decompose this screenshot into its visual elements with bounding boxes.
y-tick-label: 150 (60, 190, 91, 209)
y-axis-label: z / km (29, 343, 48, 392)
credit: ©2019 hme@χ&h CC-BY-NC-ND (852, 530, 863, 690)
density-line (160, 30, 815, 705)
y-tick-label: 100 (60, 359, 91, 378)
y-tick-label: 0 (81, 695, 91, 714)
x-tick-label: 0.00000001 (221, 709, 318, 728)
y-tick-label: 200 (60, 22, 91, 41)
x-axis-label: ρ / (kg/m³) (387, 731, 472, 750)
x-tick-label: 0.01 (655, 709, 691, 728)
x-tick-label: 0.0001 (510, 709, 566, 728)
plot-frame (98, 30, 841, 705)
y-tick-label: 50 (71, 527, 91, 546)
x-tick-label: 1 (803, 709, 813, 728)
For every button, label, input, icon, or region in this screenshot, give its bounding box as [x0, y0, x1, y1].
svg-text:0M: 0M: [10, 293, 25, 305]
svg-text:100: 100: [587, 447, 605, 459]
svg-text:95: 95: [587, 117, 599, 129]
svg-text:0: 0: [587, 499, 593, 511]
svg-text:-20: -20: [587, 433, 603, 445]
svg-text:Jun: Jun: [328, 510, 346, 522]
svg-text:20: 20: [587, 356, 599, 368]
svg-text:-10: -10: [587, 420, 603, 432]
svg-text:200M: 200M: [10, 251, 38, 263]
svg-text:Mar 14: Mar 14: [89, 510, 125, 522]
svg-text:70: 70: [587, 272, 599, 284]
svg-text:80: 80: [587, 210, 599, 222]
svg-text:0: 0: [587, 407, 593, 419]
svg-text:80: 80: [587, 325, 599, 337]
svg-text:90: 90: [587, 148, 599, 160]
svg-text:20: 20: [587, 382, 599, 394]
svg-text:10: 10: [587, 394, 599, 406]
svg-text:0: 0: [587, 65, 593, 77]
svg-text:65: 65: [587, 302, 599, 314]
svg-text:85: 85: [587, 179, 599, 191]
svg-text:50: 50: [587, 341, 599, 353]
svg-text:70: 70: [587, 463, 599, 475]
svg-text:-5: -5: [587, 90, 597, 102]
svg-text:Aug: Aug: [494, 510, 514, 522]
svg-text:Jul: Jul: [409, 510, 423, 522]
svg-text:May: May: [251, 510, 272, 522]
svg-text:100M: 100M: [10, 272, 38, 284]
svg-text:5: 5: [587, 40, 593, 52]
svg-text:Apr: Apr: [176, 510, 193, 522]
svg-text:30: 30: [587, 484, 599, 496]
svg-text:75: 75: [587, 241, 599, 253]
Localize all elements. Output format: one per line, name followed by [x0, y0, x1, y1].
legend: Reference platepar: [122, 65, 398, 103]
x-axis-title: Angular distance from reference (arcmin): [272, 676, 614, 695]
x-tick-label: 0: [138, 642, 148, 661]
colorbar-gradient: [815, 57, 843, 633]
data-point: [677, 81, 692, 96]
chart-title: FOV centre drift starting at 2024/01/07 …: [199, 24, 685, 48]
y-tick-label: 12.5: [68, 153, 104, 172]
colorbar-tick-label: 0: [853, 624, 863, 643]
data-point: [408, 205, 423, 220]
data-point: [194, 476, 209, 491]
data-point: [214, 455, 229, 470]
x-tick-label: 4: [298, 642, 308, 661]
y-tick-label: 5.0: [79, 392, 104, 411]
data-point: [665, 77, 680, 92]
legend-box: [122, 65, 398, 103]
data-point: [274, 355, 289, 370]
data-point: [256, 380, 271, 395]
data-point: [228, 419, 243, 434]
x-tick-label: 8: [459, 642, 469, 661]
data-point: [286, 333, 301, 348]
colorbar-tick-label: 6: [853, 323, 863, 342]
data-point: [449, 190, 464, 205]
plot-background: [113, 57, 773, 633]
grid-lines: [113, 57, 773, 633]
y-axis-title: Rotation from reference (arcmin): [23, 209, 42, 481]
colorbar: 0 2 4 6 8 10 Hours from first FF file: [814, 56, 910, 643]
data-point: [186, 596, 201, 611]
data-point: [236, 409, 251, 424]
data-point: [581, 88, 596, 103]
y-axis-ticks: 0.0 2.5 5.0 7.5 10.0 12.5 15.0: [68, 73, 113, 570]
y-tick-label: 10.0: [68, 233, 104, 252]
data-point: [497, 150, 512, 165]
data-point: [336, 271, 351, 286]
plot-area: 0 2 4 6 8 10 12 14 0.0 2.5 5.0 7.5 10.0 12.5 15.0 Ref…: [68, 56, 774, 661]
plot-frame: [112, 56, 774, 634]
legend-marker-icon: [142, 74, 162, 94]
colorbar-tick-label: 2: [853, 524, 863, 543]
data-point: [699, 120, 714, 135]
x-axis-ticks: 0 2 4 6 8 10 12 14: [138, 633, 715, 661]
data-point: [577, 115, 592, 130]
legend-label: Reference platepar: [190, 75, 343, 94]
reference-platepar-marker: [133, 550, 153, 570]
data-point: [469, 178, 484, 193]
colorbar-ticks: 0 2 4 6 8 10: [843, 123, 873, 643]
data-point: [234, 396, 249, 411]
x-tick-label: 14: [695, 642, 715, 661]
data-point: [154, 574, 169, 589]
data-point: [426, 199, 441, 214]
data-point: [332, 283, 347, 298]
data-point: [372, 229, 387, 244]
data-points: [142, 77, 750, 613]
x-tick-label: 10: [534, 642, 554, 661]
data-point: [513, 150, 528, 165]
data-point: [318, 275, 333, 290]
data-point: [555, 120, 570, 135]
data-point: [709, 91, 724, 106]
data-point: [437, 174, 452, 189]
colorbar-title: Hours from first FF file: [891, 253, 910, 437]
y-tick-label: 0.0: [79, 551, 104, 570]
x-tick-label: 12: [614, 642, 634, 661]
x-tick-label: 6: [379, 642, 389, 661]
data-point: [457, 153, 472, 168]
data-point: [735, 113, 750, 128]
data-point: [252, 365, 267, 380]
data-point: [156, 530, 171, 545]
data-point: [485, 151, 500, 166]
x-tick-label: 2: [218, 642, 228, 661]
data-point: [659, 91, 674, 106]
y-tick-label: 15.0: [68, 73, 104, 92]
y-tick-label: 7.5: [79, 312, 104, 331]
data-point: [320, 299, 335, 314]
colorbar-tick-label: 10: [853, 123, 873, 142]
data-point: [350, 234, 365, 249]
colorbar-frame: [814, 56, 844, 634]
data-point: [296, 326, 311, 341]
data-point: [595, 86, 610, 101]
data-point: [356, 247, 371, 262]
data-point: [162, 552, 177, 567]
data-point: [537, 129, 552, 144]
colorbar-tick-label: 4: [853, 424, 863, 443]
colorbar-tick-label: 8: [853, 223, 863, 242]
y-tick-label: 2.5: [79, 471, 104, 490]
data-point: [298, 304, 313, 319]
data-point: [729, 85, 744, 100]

::::::

● **TASK BRIEF**:
Express every line of the entries above as a Markdown table with the columns "Row" and "Entry": "Row" holds a running number and "Entry" holds the line. Leave out blank lines.

● **RESULT OF THIS TASK**:
| Row | Entry |
|---|---|
| 1 | decompose this screenshot into its visual elements with bounding boxes. |
| 2 | y-tick-label: 150 (60, 190, 91, 209) |
| 3 | y-axis-label: z / km (29, 343, 48, 392) |
| 4 | credit: ©2019 hme@χ&h CC-BY-NC-ND (852, 530, 863, 690) |
| 5 | density-line (160, 30, 815, 705) |
| 6 | y-tick-label: 100 (60, 359, 91, 378) |
| 7 | y-tick-label: 0 (81, 695, 91, 714) |
| 8 | x-tick-label: 0.00000001 (221, 709, 318, 728) |
| 9 | y-tick-label: 200 (60, 22, 91, 41) |
| 10 | x-axis-label: ρ / (kg/m³) (387, 731, 472, 750) |
| 11 | x-tick-label: 0.01 (655, 709, 691, 728) |
| 12 | x-tick-label: 0.0001 (510, 709, 566, 728) |
| 13 | plot-frame (98, 30, 841, 705) |
| 14 | y-tick-label: 50 (71, 527, 91, 546) |
| 15 | x-tick-label: 1 (803, 709, 813, 728) |
| 16 | For every button, label, input, icon, or region in this screenshot, give its bounding box as [x0, y0, x1, y1]. |
| 17 | svg-text:0M: 0M: [10, 293, 25, 305] |
| 18 | svg-text:100: 100: [587, 447, 605, 459] |
| 19 | svg-text:95: 95: [587, 117, 599, 129] |
| 20 | svg-text:0: 0: [587, 499, 593, 511] |
| 21 | svg-text:-20: -20: [587, 433, 603, 445] |
| 22 | svg-text:Jun: Jun: [328, 510, 346, 522] |
| 23 | svg-text:20: 20: [587, 356, 599, 368] |
| 24 | svg-text:-10: -10: [587, 420, 603, 432] |
| 25 | svg-text:200M: 200M: [10, 251, 38, 263] |
| 26 | svg-text:Mar 14: Mar 14: [89, 510, 125, 522] |
| 27 | svg-text:70: 70: [587, 272, 599, 284] |
| 28 | svg-text:80: 80: [587, 210, 599, 222] |
| 29 | svg-text:0: 0: [587, 407, 593, 419] |
| 30 | svg-text:80: 80: [587, 325, 599, 337] |
| 31 | svg-text:90: 90: [587, 148, 599, 160] |
| 32 | svg-text:20: 20: [587, 382, 599, 394] |
| 33 | svg-text:10: 10: [587, 394, 599, 406] |
| 34 | svg-text:0: 0: [587, 65, 593, 77] |
| 35 | svg-text:65: 65: [587, 302, 599, 314] |
| 36 | svg-text:85: 85: [587, 179, 599, 191] |
| 37 | svg-text:50: 50: [587, 341, 599, 353] |
| 38 | svg-text:70: 70: [587, 463, 599, 475] |
| 39 | svg-text:-5: -5: [587, 90, 597, 102] |
| 40 | svg-text:Aug: Aug: [494, 510, 514, 522] |
| 41 | svg-text:Jul: Jul: [409, 510, 423, 522] |
| 42 | svg-text:May: May: [251, 510, 272, 522] |
| 43 | svg-text:100M: 100M: [10, 272, 38, 284] |
| 44 | svg-text:5: 5: [587, 40, 593, 52] |
| 45 | svg-text:Apr: Apr: [176, 510, 193, 522] |
| 46 | svg-text:30: 30: [587, 484, 599, 496] |
| 47 | svg-text:75: 75: [587, 241, 599, 253] |
| 48 | Localize all elements. Output format: one per line, name followed by [x0, y0, x1, y1]. |
| 49 | legend: Reference platepar: [122, 65, 398, 103] |
| 50 | x-axis-title: Angular distance from reference (arcmin): [272, 676, 614, 695] |
| 51 | x-tick-label: 0: [138, 642, 148, 661] |
| 52 | colorbar-gradient: [815, 57, 843, 633] |
| 53 | data-point: [677, 81, 692, 96] |
| 54 | chart-title: FOV centre drift starting at 2024/01/07 …: [199, 24, 685, 48] |
| 55 | y-tick-label: 12.5: [68, 153, 104, 172] |
| 56 | colorbar-tick-label: 0: [853, 624, 863, 643] |
| 57 | data-point: [408, 205, 423, 220] |
| 58 | data-point: [194, 476, 209, 491] |
| 59 | data-point: [214, 455, 229, 470] |
| 60 | x-tick-label: 4: [298, 642, 308, 661] |
| 61 | y-tick-label: 5.0: [79, 392, 104, 411] |
| 62 | data-point: [665, 77, 680, 92] |
| 63 | legend-box: [122, 65, 398, 103] |
| 64 | data-point: [274, 355, 289, 370] |
| 65 | data-point: [256, 380, 271, 395] |
| 66 | data-point: [228, 419, 243, 434] |
| 67 | x-tick-label: 8: [459, 642, 469, 661] |
| 68 | data-point: [286, 333, 301, 348] |
| 69 | colorbar-tick-label: 6: [853, 323, 863, 342] |
| 70 | data-point: [449, 190, 464, 205] |
| 71 | plot-background: [113, 57, 773, 633] |
| 72 | grid-lines: [113, 57, 773, 633] |
| 73 | y-axis-title: Rotation from reference (arcmin): [23, 209, 42, 481] |
| 74 | colorbar: 0 2 4 6 8 10 Hours from first FF file: [814, 56, 910, 643] |
| 75 | data-point: [186, 596, 201, 611] |
| 76 | data-point: [236, 409, 251, 424] |
| 77 | data-point: [581, 88, 596, 103] |
| 78 | y-axis-ticks: 0.0 2.5 5.0 7.5 10.0 12.5 15.0: [68, 73, 113, 570] |
| 79 | y-tick-label: 10.0: [68, 233, 104, 252] |
| 80 | data-point: [497, 150, 512, 165] |
| 81 | data-point: [336, 271, 351, 286] |
| 82 | plot-area: 0 2 4 6 8 10 12 14 0.0 2.5 5.0 7.5 10.0 12.5 15.0 Ref…: [68, 56, 774, 661] |
| 83 | plot-frame: [112, 56, 774, 634] |
| 84 | legend-marker-icon: [142, 74, 162, 94] |
| 85 | colorbar-tick-label: 2: [853, 524, 863, 543] |
| 86 | data-point: [699, 120, 714, 135] |
| 87 | x-axis-ticks: 0 2 4 6 8 10 12 14: [138, 633, 715, 661] |
| 88 | data-point: [577, 115, 592, 130] |
| 89 | legend-label: Reference platepar: [190, 75, 343, 94] |
| 90 | reference-platepar-marker: [133, 550, 153, 570] |
| 91 | data-point: [469, 178, 484, 193] |
| 92 | colorbar-ticks: 0 2 4 6 8 10: [843, 123, 873, 643] |
| 93 | data-point: [234, 396, 249, 411] |
| 94 | x-tick-label: 14: [695, 642, 715, 661] |
| 95 | data-point: [154, 574, 169, 589] |
| 96 | data-point: [426, 199, 441, 214] |
| 97 | data-point: [332, 283, 347, 298] |
| 98 | data-point: [372, 229, 387, 244] |
| 99 | data-points: [142, 77, 750, 613] |
| 100 | x-tick-label: 10: [534, 642, 554, 661] |
| 101 | data-point: [513, 150, 528, 165] |
| 102 | data-point: [318, 275, 333, 290] |
| 103 | data-point: [555, 120, 570, 135] |
| 104 | data-point: [709, 91, 724, 106] |
| 105 | data-point: [437, 174, 452, 189] |
| 106 | colorbar-title: Hours from first FF file: [891, 253, 910, 437] |
| 107 | y-tick-label: 0.0: [79, 551, 104, 570] |
| 108 | x-tick-label: 12: [614, 642, 634, 661] |
| 109 | x-tick-label: 6: [379, 642, 389, 661] |
| 110 | data-point: [457, 153, 472, 168] |
| 111 | data-point: [735, 113, 750, 128] |
| 112 | data-point: [252, 365, 267, 380] |
| 113 | data-point: [156, 530, 171, 545] |
| 114 | data-point: [485, 151, 500, 166] |
| 115 | x-tick-label: 2: [218, 642, 228, 661] |
| 116 | data-point: [659, 91, 674, 106] |
| 117 | y-tick-label: 15.0: [68, 73, 104, 92] |
| 118 | y-tick-label: 7.5: [79, 312, 104, 331] |
| 119 | data-point: [320, 299, 335, 314] |
| 120 | colorbar-tick-label: 10: [853, 123, 873, 142] |
| 121 | data-point: [350, 234, 365, 249] |
| 122 | colorbar-frame: [814, 56, 844, 634] |
| 123 | data-point: [296, 326, 311, 341] |
| 124 | data-point: [595, 86, 610, 101] |
| 125 | data-point: [356, 247, 371, 262] |
| 126 | data-point: [162, 552, 177, 567] |
| 127 | data-point: [537, 129, 552, 144] |
| 128 | colorbar-tick-label: 4: [853, 424, 863, 443] |
| 129 | colorbar-tick-label: 8: [853, 223, 863, 242] |
| 130 | y-tick-label: 2.5: [79, 471, 104, 490] |
| 131 | data-point: [298, 304, 313, 319] |
| 132 | data-point: [729, 85, 744, 100] |